------ DATASET EXTRACT

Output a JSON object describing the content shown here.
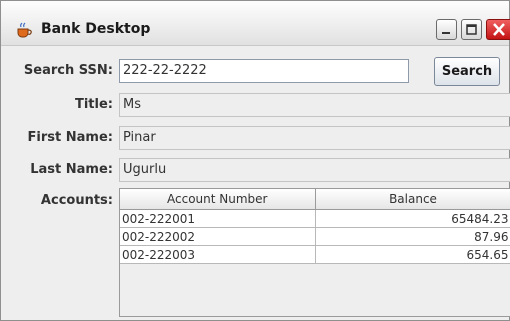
{
  "window": {
    "title": "Bank Desktop",
    "accent_close": "#d32020"
  },
  "form": {
    "search_ssn_label": "Search SSN:",
    "search_ssn_value": "222-22-2222",
    "search_button_label": "Search",
    "title_label": "Title:",
    "title_value": "Ms",
    "first_name_label": "First Name:",
    "first_name_value": "Pinar",
    "last_name_label": "Last Name:",
    "last_name_value": "Ugurlu",
    "accounts_label": "Accounts:"
  },
  "accounts_table": {
    "columns": [
      "Account Number",
      "Balance"
    ],
    "rows": [
      {
        "account_number": "002-222001",
        "balance": "65484.23"
      },
      {
        "account_number": "002-222002",
        "balance": "87.96"
      },
      {
        "account_number": "002-222003",
        "balance": "654.65"
      }
    ]
  }
}
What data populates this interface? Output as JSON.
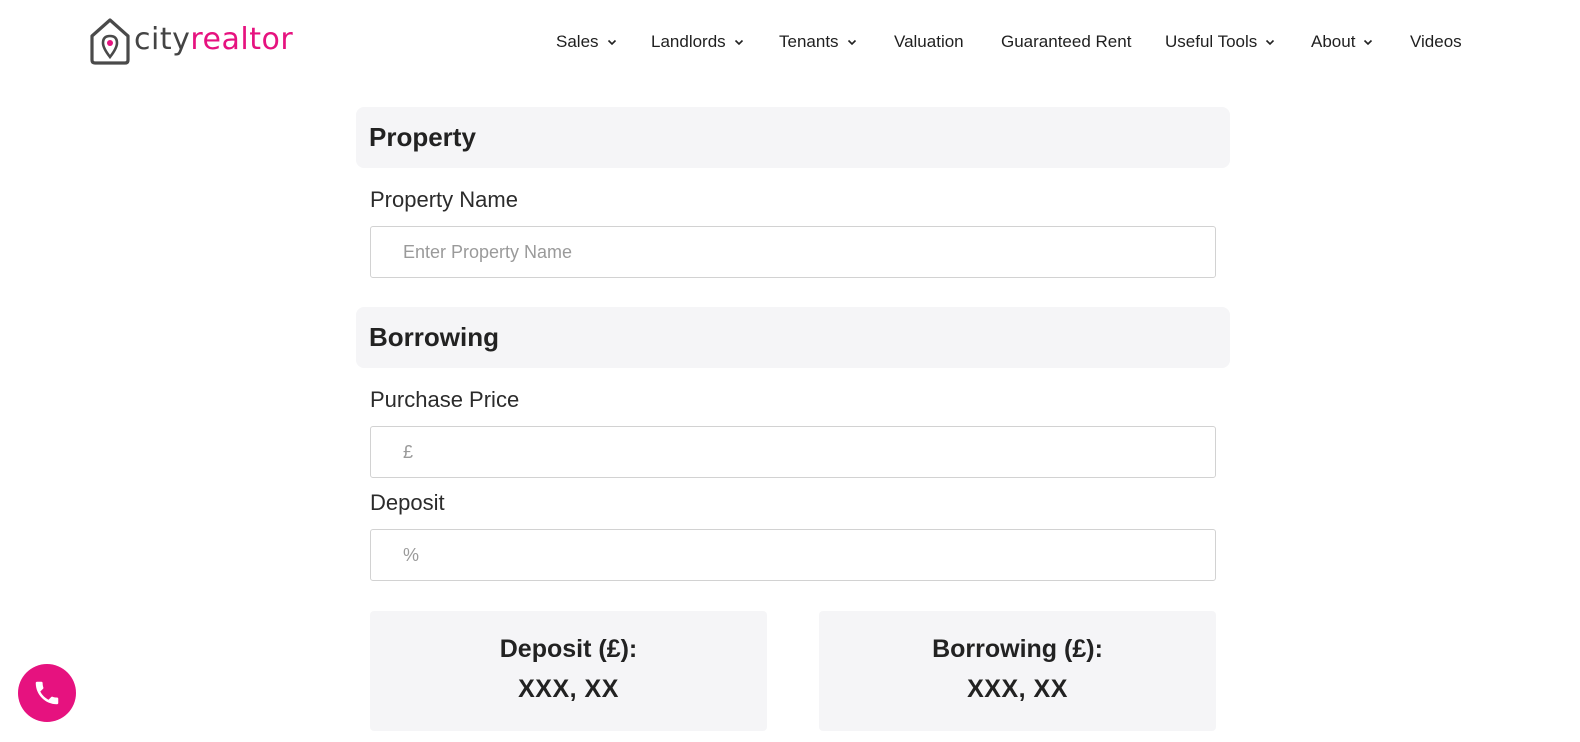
{
  "brand": {
    "name_part1": "city",
    "name_part2": "realtor",
    "accent_color": "#e6127f",
    "icon": "house-pin-logo-icon"
  },
  "nav": {
    "items": [
      {
        "label": "Sales",
        "dropdown": true
      },
      {
        "label": "Landlords",
        "dropdown": true
      },
      {
        "label": "Tenants",
        "dropdown": true
      },
      {
        "label": "Valuation",
        "dropdown": false
      },
      {
        "label": "Guaranteed Rent",
        "dropdown": false
      },
      {
        "label": "Useful Tools",
        "dropdown": true
      },
      {
        "label": "About",
        "dropdown": true
      },
      {
        "label": "Videos",
        "dropdown": false
      }
    ]
  },
  "form": {
    "property_section": {
      "title": "Property",
      "name_label": "Property Name",
      "name_placeholder": "Enter Property Name",
      "name_value": ""
    },
    "borrowing_section": {
      "title": "Borrowing",
      "purchase_price_label": "Purchase Price",
      "purchase_price_placeholder": "£",
      "purchase_price_value": "",
      "deposit_label": "Deposit",
      "deposit_placeholder": "%",
      "deposit_value": ""
    },
    "results": {
      "deposit_label": "Deposit (£):",
      "deposit_value": "XXX, XX",
      "borrowing_label": "Borrowing (£):",
      "borrowing_value": "XXX, XX"
    }
  },
  "floating": {
    "call_icon": "phone-icon",
    "call_color": "#e6127f"
  }
}
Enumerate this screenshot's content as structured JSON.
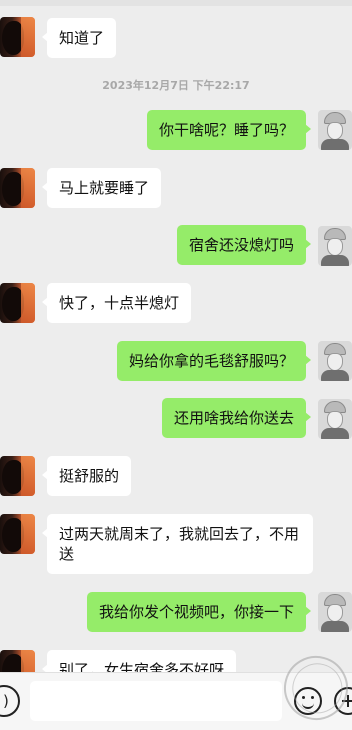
{
  "messages": [
    {
      "side": "left",
      "text": "知道了"
    },
    {
      "type": "timestamp",
      "text": "2023年12月7日 下午22:17"
    },
    {
      "side": "right",
      "text": "你干啥呢？睡了吗？"
    },
    {
      "side": "left",
      "text": "马上就要睡了"
    },
    {
      "side": "right",
      "text": "宿舍还没熄灯吗"
    },
    {
      "side": "left",
      "text": "快了，十点半熄灯"
    },
    {
      "side": "right",
      "text": "妈给你拿的毛毯舒服吗？"
    },
    {
      "side": "right",
      "text": "还用啥我给你送去"
    },
    {
      "side": "left",
      "text": "挺舒服的"
    },
    {
      "side": "left",
      "text": "过两天就周末了，我就回去了，不用送"
    },
    {
      "side": "right",
      "text": "我给你发个视频吧，你接一下"
    },
    {
      "side": "left",
      "text": "别了，女生宿舍多不好呀"
    }
  ],
  "icons": {
    "voice": "voice-icon",
    "emoji": "emoji-icon",
    "plus": "plus-icon"
  },
  "colors": {
    "background": "#ededed",
    "bubble_self": "#95ec69",
    "bubble_other": "#ffffff",
    "timestamp_text": "#a8a8a8"
  }
}
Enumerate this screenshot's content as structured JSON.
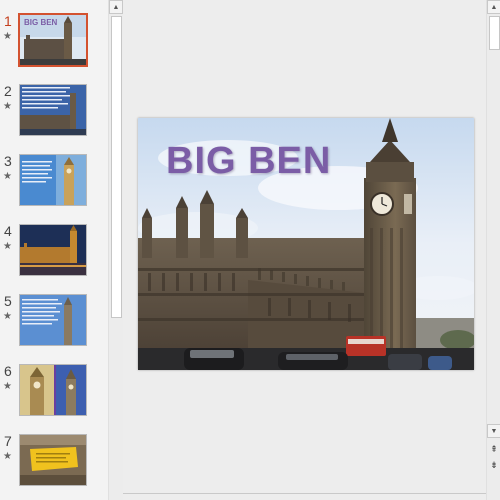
{
  "slide_title": "BIG BEN",
  "thumbnails": [
    {
      "number": "1",
      "star": "★",
      "selected": true,
      "title": "BIG BEN"
    },
    {
      "number": "2",
      "star": "★",
      "selected": false
    },
    {
      "number": "3",
      "star": "★",
      "selected": false
    },
    {
      "number": "4",
      "star": "★",
      "selected": false
    },
    {
      "number": "5",
      "star": "★",
      "selected": false
    },
    {
      "number": "6",
      "star": "★",
      "selected": false
    },
    {
      "number": "7",
      "star": "★",
      "selected": false
    }
  ],
  "icons": {
    "scroll_up": "▲",
    "scroll_down": "▼",
    "prev_slide": "⇞",
    "next_slide": "⇟"
  },
  "colors": {
    "title": "#7b5da6",
    "selection_border": "#d35230",
    "active_number": "#c43e1c"
  }
}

------------

In your copy, leave out the pictures and reproduce the material above exactly.

Output a JSON object describing the content shown here.
{
  "window": {
    "title": "Bank Desktop",
    "accent_close": "#d32020"
  },
  "form": {
    "search_ssn_label": "Search SSN:",
    "search_ssn_value": "222-22-2222",
    "search_button_label": "Search",
    "title_label": "Title:",
    "title_value": "Ms",
    "first_name_label": "First Name:",
    "first_name_value": "Pinar",
    "last_name_label": "Last Name:",
    "last_name_value": "Ugurlu",
    "accounts_label": "Accounts:"
  },
  "accounts_table": {
    "columns": [
      "Account Number",
      "Balance"
    ],
    "rows": [
      {
        "account_number": "002-222001",
        "balance": "65484.23"
      },
      {
        "account_number": "002-222002",
        "balance": "87.96"
      },
      {
        "account_number": "002-222003",
        "balance": "654.65"
      }
    ]
  }
}
What data populates this interface? Output as JSON.
{
  "brand": {
    "name_part1": "city",
    "name_part2": "realtor",
    "accent_color": "#e6127f",
    "icon": "house-pin-logo-icon"
  },
  "nav": {
    "items": [
      {
        "label": "Sales",
        "dropdown": true
      },
      {
        "label": "Landlords",
        "dropdown": true
      },
      {
        "label": "Tenants",
        "dropdown": true
      },
      {
        "label": "Valuation",
        "dropdown": false
      },
      {
        "label": "Guaranteed Rent",
        "dropdown": false
      },
      {
        "label": "Useful Tools",
        "dropdown": true
      },
      {
        "label": "About",
        "dropdown": true
      },
      {
        "label": "Videos",
        "dropdown": false
      }
    ]
  },
  "form": {
    "property_section": {
      "title": "Property",
      "name_label": "Property Name",
      "name_placeholder": "Enter Property Name",
      "name_value": ""
    },
    "borrowing_section": {
      "title": "Borrowing",
      "purchase_price_label": "Purchase Price",
      "purchase_price_placeholder": "£",
      "purchase_price_value": "",
      "deposit_label": "Deposit",
      "deposit_placeholder": "%",
      "deposit_value": ""
    },
    "results": {
      "deposit_label": "Deposit (£):",
      "deposit_value": "XXX, XX",
      "borrowing_label": "Borrowing (£):",
      "borrowing_value": "XXX, XX"
    }
  },
  "floating": {
    "call_icon": "phone-icon",
    "call_color": "#e6127f"
  }
}
Enumerate this screenshot's content as structured JSON.
{
  "messages": [
    {
      "side": "left",
      "text": "知道了"
    },
    {
      "type": "timestamp",
      "text": "2023年12月7日 下午22:17"
    },
    {
      "side": "right",
      "text": "你干啥呢？睡了吗？"
    },
    {
      "side": "left",
      "text": "马上就要睡了"
    },
    {
      "side": "right",
      "text": "宿舍还没熄灯吗"
    },
    {
      "side": "left",
      "text": "快了，十点半熄灯"
    },
    {
      "side": "right",
      "text": "妈给你拿的毛毯舒服吗？"
    },
    {
      "side": "right",
      "text": "还用啥我给你送去"
    },
    {
      "side": "left",
      "text": "挺舒服的"
    },
    {
      "side": "left",
      "text": "过两天就周末了，我就回去了，不用送"
    },
    {
      "side": "right",
      "text": "我给你发个视频吧，你接一下"
    },
    {
      "side": "left",
      "text": "别了，女生宿舍多不好呀"
    }
  ],
  "icons": {
    "voice": "voice-icon",
    "emoji": "emoji-icon",
    "plus": "plus-icon"
  },
  "colors": {
    "background": "#ededed",
    "bubble_self": "#95ec69",
    "bubble_other": "#ffffff",
    "timestamp_text": "#a8a8a8"
  }
}
Enumerate this screenshot's content as structured JSON.
{
  "slide_title": "BIG BEN",
  "thumbnails": [
    {
      "number": "1",
      "star": "★",
      "selected": true,
      "title": "BIG BEN"
    },
    {
      "number": "2",
      "star": "★",
      "selected": false
    },
    {
      "number": "3",
      "star": "★",
      "selected": false
    },
    {
      "number": "4",
      "star": "★",
      "selected": false
    },
    {
      "number": "5",
      "star": "★",
      "selected": false
    },
    {
      "number": "6",
      "star": "★",
      "selected": false
    },
    {
      "number": "7",
      "star": "★",
      "selected": false
    }
  ],
  "icons": {
    "scroll_up": "▲",
    "scroll_down": "▼",
    "prev_slide": "⇞",
    "next_slide": "⇟"
  },
  "colors": {
    "title": "#7b5da6",
    "selection_border": "#d35230",
    "active_number": "#c43e1c"
  }
}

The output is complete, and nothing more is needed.